# WHAT IS BEING ASKED:
Copy the data starting at the line that contains "size-option-m[interactable]: M [298, 1112, 366, 1177]" and ending at the line that contains "product-page: 1/6 V-neck", swapping "Sleeveless" for "Cropped" and changing nothing else.

# EXTRACTED INFORMATION:
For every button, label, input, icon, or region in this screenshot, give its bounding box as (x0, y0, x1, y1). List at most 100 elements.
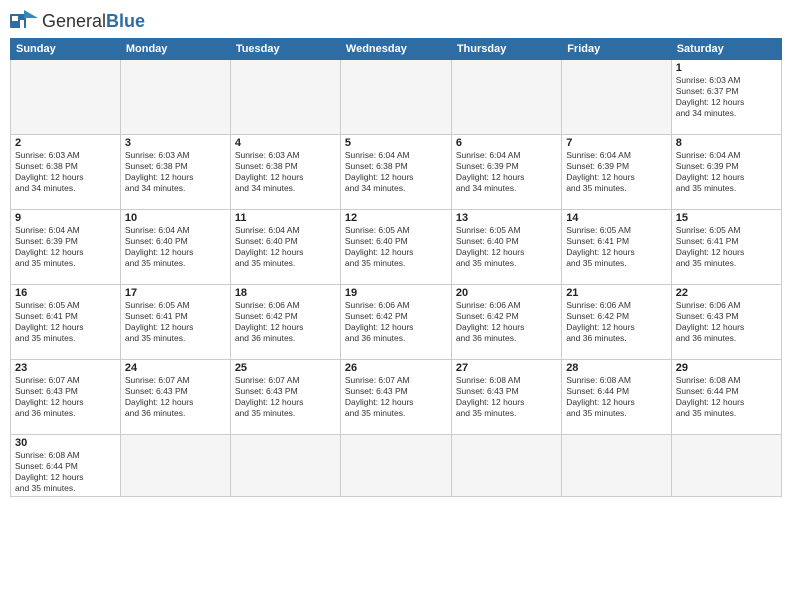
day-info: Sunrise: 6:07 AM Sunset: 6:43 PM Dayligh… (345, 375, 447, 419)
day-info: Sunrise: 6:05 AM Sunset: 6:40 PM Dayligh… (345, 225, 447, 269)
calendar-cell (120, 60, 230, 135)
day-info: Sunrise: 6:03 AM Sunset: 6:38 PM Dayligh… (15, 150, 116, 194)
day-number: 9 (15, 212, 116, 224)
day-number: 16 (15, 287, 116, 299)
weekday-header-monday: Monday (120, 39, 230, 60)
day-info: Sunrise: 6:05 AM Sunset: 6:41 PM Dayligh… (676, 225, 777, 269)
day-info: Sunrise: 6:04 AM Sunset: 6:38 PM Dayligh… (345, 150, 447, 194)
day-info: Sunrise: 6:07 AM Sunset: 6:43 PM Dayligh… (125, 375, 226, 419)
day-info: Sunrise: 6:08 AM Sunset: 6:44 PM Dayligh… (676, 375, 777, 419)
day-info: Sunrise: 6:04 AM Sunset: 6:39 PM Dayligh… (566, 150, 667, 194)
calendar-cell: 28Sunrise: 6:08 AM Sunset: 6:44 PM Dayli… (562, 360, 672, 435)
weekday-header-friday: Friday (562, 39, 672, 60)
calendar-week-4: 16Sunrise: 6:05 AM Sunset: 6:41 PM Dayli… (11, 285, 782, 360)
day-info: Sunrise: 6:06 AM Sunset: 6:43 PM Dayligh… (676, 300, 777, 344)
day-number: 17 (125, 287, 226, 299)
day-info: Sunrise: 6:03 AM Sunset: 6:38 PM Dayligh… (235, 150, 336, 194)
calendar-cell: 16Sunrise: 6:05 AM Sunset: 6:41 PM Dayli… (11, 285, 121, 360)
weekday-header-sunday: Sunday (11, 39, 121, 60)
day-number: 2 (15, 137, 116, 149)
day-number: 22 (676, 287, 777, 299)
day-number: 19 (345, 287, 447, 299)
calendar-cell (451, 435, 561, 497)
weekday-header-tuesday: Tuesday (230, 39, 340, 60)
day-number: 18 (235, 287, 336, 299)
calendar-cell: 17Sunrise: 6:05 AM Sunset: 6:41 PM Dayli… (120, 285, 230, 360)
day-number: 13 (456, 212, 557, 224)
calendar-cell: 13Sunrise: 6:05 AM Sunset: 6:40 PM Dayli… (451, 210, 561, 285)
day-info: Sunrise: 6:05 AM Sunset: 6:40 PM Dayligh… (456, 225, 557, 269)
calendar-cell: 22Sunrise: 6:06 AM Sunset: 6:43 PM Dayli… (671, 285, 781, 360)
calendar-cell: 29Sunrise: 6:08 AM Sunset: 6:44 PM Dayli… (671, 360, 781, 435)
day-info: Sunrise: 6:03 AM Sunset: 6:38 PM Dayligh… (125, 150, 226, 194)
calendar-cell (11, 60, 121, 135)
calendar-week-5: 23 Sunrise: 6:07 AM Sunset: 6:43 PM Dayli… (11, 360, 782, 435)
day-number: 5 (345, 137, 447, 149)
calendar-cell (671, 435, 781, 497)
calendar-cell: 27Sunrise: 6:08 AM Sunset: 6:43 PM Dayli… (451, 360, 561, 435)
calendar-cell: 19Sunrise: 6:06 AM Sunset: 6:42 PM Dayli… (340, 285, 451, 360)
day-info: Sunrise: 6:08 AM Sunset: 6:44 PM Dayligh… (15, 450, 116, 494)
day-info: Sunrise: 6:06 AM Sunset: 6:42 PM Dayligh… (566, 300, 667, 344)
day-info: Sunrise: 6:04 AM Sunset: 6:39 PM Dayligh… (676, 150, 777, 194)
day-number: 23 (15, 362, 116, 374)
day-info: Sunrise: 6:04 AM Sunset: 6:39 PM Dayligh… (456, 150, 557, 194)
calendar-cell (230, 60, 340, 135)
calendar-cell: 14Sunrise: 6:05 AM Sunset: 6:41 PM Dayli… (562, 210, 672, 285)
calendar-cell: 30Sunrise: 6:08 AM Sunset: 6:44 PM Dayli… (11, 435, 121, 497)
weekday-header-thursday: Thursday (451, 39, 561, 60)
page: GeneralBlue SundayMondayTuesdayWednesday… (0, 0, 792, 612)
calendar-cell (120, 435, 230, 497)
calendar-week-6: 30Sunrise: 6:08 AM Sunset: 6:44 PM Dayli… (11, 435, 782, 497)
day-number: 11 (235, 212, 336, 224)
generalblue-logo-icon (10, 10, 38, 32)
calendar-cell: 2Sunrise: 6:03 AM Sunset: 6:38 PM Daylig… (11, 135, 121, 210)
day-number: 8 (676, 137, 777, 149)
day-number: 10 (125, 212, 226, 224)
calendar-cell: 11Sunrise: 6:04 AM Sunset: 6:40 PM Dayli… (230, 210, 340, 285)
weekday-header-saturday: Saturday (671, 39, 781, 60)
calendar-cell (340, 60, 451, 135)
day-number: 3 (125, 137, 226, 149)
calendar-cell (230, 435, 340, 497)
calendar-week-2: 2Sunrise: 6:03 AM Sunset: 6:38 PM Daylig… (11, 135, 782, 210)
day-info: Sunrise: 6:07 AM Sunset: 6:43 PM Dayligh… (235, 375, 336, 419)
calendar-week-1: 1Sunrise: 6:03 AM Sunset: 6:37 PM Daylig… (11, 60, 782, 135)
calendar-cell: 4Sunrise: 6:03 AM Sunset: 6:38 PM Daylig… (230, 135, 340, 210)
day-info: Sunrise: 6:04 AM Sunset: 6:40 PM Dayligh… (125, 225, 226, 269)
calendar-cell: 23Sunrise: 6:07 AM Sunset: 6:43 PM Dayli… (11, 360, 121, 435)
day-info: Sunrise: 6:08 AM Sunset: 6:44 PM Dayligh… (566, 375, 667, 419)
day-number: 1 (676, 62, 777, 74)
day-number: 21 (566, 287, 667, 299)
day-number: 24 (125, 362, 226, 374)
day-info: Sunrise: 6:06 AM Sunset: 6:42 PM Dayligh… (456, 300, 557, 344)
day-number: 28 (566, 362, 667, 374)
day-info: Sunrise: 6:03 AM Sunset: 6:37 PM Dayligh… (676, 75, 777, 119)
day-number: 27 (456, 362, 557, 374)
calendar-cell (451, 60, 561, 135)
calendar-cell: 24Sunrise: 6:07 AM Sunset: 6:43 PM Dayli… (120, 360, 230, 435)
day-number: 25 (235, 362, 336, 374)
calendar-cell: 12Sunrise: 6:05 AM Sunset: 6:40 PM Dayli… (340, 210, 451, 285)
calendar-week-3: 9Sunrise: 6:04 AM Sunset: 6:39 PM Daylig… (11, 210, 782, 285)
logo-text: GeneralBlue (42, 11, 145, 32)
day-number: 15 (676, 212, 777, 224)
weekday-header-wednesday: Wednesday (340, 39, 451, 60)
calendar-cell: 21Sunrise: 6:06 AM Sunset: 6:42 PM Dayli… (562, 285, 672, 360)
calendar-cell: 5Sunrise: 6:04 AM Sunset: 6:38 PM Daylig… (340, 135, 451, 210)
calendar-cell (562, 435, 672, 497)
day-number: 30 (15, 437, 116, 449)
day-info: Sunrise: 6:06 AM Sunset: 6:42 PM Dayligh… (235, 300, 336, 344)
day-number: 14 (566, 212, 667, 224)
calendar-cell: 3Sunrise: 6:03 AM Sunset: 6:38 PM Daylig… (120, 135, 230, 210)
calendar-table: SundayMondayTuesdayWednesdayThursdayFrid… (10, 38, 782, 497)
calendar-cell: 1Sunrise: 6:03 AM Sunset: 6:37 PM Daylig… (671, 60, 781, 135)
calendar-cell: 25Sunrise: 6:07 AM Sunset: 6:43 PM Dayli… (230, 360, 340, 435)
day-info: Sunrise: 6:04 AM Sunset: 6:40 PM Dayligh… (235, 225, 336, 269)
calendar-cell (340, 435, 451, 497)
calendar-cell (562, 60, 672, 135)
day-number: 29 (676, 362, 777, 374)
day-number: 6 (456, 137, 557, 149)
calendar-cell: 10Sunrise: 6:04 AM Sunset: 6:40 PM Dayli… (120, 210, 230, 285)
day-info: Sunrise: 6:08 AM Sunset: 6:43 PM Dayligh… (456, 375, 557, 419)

==

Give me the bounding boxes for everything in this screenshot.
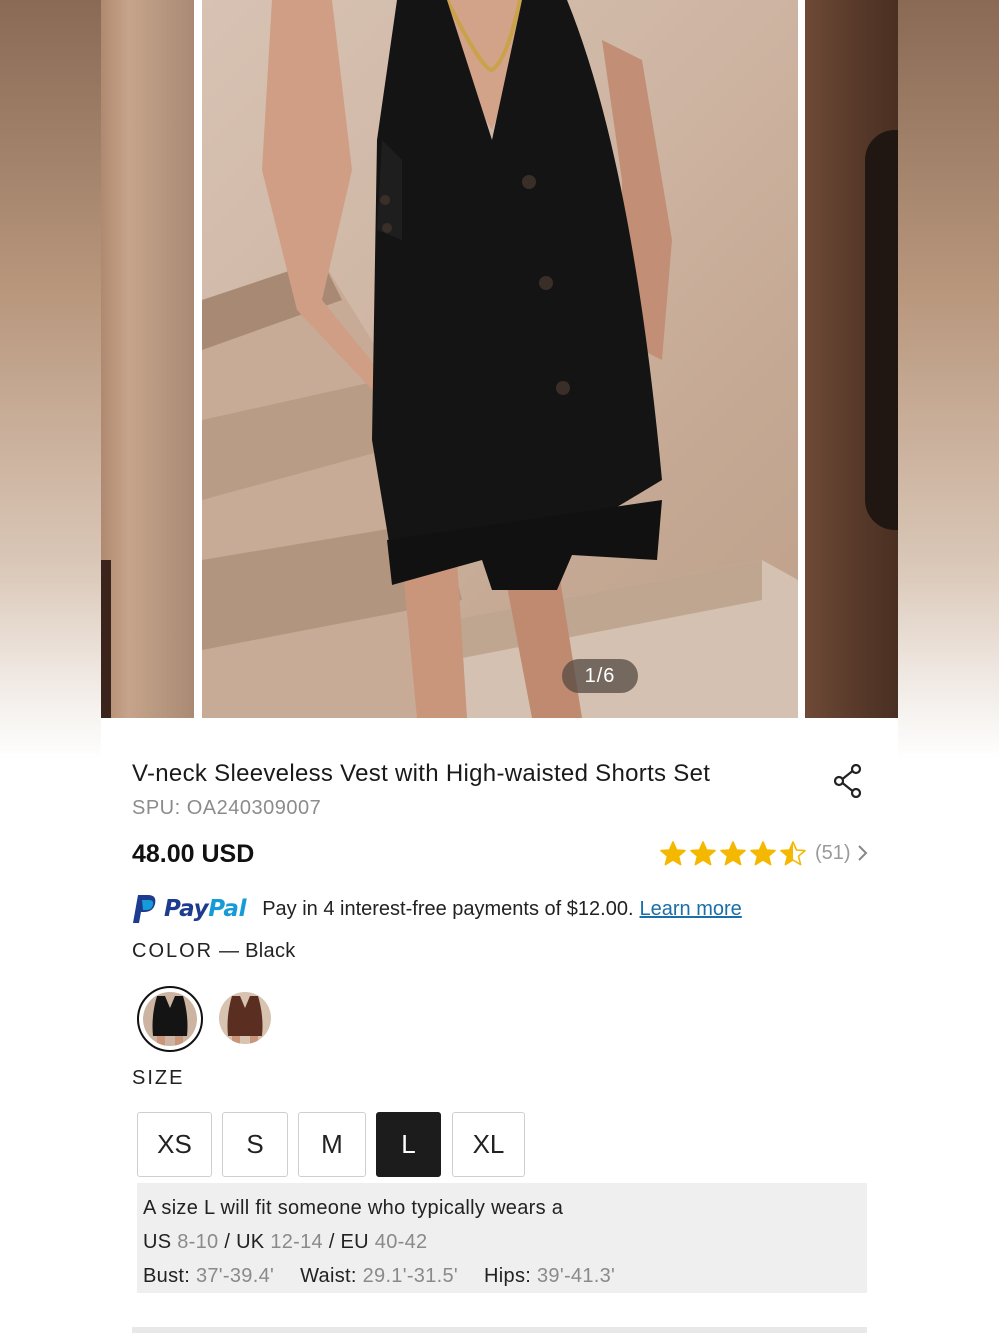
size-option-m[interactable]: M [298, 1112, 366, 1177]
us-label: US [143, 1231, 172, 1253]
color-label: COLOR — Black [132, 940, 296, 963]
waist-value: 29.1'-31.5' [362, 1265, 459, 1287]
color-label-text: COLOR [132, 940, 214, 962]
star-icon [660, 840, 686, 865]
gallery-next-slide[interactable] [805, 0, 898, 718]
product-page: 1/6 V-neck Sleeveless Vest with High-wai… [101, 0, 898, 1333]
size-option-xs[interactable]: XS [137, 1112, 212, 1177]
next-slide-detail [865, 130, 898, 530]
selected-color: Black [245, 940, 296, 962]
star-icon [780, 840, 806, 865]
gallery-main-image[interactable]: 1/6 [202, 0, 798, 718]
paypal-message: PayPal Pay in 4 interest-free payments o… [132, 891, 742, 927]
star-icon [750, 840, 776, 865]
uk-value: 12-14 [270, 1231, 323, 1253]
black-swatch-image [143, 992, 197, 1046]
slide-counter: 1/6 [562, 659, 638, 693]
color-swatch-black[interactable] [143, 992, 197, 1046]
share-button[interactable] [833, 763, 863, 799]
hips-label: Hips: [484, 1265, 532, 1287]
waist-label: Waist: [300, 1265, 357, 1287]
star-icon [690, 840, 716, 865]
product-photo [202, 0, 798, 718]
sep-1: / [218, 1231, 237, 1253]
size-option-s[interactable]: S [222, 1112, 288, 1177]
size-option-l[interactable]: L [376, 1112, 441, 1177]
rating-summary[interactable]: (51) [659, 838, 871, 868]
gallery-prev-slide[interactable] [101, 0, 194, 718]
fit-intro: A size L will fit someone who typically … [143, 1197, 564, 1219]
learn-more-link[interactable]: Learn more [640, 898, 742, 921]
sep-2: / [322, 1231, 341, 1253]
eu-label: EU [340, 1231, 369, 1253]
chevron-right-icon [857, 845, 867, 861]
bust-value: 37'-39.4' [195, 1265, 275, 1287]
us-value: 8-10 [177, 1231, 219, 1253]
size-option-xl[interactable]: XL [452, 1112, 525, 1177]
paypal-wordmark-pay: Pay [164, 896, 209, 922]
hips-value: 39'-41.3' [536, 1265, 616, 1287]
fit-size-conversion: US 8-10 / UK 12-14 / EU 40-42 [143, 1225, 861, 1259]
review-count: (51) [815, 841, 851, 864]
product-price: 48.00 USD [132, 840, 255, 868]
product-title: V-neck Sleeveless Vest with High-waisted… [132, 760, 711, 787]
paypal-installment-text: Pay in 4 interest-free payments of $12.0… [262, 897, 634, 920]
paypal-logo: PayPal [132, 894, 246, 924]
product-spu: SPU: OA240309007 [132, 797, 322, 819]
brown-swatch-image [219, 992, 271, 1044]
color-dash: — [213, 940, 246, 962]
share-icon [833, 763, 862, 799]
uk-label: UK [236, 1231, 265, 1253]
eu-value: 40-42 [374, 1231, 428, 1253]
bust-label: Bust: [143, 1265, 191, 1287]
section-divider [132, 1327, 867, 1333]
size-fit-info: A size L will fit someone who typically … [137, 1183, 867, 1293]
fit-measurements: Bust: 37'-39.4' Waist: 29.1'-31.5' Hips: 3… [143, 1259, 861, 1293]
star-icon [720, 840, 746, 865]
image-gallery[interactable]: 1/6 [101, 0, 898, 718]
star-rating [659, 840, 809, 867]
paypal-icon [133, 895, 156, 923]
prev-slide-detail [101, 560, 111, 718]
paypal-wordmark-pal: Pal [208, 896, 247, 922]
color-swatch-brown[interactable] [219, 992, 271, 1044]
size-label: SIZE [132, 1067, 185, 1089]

...

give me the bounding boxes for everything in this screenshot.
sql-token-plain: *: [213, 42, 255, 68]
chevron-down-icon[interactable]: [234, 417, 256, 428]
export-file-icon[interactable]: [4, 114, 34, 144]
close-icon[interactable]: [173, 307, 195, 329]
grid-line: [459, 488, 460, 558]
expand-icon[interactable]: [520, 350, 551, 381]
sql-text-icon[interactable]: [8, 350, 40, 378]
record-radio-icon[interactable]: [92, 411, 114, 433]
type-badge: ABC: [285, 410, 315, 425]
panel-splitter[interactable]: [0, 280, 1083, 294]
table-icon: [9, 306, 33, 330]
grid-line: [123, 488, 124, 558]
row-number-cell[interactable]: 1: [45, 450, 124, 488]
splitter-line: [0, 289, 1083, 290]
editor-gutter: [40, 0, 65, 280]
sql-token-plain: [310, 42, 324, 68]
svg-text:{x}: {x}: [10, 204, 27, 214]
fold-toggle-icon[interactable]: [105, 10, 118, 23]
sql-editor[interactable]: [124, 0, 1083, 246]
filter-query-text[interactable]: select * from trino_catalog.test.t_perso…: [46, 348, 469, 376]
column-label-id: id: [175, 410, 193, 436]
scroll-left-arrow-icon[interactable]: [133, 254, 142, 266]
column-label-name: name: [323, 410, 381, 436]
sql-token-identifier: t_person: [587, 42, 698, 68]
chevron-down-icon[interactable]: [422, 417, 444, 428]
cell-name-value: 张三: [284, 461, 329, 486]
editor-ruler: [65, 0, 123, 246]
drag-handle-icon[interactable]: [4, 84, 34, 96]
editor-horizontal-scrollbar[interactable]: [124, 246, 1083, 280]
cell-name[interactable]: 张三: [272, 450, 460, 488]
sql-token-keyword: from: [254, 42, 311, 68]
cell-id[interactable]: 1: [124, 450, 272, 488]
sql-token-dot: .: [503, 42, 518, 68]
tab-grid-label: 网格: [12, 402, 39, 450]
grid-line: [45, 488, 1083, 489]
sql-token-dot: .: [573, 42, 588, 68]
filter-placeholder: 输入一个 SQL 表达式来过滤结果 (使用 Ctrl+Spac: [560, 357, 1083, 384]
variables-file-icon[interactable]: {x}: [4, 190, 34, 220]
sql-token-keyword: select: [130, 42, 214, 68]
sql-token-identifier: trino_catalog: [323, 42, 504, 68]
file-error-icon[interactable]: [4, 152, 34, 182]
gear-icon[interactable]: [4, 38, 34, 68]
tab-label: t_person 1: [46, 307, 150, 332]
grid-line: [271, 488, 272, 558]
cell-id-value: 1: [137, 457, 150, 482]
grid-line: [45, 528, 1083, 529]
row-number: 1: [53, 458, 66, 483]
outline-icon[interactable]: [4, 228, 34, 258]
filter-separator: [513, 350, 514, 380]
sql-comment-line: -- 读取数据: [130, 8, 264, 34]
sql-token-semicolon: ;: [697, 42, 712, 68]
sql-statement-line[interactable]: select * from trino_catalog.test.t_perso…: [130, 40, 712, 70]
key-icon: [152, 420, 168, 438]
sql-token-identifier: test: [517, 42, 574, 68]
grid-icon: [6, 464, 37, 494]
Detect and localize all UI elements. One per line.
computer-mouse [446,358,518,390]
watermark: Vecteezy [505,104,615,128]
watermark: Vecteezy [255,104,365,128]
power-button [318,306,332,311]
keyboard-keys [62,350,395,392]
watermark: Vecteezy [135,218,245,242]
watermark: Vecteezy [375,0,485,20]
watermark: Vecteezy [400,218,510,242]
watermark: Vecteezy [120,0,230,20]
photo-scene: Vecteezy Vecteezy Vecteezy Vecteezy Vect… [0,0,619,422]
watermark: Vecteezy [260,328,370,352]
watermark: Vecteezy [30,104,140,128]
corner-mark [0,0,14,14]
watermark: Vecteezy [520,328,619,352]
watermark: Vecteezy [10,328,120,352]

# REPLY TO THE EXERCISE:
size-option-m[interactable]: M [298, 1112, 366, 1177]
us-label: US [143, 1231, 172, 1253]
color-label: COLOR — Black [132, 940, 296, 963]
waist-value: 29.1'-31.5' [362, 1265, 459, 1287]
color-label-text: COLOR [132, 940, 214, 962]
star-icon [660, 840, 686, 865]
gallery-next-slide[interactable] [805, 0, 898, 718]
product-page: 1/6 V-neck Cropped Vest with High-wai… [101, 0, 898, 1333]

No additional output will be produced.